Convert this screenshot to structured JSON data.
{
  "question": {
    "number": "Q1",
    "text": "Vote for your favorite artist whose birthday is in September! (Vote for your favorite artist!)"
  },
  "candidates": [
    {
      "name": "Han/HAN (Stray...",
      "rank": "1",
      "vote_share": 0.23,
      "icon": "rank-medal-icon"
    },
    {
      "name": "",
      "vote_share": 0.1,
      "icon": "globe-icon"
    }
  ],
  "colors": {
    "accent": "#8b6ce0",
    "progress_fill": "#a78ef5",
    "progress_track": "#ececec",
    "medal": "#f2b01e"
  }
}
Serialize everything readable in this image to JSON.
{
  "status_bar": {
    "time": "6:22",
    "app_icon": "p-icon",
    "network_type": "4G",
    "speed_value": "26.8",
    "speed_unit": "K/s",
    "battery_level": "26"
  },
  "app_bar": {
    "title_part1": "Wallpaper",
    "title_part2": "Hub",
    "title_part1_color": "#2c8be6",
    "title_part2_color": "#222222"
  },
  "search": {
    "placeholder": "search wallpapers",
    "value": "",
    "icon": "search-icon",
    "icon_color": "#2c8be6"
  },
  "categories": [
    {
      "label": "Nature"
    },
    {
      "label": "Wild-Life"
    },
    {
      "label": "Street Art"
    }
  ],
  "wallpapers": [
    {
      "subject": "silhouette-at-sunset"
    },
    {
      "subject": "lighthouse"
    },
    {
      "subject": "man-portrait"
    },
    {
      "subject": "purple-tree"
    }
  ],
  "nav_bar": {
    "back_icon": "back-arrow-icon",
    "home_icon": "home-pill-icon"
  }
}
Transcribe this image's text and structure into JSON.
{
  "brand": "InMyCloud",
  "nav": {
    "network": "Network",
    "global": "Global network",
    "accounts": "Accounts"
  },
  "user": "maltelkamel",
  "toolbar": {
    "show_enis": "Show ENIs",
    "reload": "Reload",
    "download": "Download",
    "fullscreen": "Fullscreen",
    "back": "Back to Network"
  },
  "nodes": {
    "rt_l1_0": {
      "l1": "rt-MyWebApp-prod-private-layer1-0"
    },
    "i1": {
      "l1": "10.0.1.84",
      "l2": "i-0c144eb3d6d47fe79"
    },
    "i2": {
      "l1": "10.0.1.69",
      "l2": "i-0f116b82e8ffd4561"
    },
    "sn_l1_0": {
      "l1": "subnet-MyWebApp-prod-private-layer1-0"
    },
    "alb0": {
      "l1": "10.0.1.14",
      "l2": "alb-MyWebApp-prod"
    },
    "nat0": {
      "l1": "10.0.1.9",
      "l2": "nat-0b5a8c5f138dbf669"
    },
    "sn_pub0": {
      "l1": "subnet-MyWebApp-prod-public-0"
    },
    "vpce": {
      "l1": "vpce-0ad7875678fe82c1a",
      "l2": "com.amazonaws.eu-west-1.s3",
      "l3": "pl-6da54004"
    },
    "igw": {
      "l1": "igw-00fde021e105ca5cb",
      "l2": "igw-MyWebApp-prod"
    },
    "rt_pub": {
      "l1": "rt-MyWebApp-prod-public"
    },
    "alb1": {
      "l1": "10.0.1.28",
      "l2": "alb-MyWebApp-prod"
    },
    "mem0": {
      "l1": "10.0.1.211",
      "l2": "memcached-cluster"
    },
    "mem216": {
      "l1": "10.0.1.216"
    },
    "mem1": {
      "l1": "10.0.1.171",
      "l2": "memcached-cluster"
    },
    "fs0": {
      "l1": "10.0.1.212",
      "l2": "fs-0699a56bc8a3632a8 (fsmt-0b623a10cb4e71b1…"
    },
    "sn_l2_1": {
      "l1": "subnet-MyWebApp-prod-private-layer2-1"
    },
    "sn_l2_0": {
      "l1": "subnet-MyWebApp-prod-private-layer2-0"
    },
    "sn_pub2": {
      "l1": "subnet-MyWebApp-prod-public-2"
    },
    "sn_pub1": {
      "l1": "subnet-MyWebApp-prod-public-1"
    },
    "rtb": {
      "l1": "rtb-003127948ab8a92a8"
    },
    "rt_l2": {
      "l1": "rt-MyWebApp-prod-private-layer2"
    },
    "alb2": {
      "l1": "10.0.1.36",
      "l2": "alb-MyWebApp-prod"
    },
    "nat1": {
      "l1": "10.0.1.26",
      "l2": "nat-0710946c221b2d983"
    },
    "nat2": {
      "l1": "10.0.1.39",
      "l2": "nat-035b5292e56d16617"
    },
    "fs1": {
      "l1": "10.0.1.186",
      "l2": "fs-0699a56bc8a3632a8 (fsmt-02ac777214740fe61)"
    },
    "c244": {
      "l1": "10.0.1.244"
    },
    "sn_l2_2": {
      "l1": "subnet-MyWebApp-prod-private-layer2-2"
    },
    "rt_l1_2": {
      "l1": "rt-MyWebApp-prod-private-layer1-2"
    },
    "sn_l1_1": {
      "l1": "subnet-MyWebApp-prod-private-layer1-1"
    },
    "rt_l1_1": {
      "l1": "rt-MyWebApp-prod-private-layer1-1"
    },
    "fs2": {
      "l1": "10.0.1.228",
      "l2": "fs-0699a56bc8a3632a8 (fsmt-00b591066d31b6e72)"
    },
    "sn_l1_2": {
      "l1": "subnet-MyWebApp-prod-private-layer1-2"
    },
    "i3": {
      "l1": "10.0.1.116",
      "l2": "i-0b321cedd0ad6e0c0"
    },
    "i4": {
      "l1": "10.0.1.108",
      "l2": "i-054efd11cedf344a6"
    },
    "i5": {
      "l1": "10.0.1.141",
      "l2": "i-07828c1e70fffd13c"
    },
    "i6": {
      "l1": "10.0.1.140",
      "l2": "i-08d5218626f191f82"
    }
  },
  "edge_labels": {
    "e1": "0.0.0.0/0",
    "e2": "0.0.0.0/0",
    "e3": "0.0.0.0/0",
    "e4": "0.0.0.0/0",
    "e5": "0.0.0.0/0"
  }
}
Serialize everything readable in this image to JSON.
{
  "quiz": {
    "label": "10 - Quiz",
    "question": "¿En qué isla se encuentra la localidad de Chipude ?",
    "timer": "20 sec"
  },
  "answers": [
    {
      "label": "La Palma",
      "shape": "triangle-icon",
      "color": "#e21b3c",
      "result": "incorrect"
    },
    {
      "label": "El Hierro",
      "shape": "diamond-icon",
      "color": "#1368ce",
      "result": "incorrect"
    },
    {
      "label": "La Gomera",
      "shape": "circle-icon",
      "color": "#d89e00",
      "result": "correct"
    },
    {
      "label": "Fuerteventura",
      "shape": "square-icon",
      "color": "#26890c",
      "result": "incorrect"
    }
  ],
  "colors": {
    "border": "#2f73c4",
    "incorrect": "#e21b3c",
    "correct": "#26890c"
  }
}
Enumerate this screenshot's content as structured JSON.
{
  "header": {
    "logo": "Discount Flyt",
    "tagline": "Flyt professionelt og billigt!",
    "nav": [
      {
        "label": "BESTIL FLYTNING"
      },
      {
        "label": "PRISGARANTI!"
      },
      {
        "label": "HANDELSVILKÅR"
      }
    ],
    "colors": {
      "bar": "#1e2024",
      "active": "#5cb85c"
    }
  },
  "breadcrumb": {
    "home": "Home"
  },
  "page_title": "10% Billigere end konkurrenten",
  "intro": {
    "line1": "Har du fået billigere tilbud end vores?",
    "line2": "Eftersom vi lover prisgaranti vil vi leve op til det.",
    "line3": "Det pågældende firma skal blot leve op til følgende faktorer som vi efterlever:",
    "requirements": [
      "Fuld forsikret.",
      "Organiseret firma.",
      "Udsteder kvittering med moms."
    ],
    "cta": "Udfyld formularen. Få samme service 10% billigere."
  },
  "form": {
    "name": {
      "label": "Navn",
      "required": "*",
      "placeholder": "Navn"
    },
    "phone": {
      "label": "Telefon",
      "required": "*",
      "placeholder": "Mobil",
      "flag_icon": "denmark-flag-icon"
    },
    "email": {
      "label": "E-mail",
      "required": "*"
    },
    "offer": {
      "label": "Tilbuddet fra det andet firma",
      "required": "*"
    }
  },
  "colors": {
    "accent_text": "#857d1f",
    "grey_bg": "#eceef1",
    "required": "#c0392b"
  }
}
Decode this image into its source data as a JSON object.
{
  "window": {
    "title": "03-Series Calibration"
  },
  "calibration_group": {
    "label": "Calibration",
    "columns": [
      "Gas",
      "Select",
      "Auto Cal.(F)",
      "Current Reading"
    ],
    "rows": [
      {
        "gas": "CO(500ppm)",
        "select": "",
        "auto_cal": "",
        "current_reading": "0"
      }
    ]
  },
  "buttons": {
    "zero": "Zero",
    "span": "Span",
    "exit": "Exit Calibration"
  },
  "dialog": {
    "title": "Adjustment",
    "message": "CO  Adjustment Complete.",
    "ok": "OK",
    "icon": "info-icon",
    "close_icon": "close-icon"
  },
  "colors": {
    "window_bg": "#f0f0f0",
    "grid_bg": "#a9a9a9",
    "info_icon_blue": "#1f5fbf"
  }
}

● EXERCISE REQUIREMENTS
Return from the data every line that holds "wallpapers".

● COMPLETE RESPONSE
    "placeholder": "search wallpapers",
  "wallpapers": [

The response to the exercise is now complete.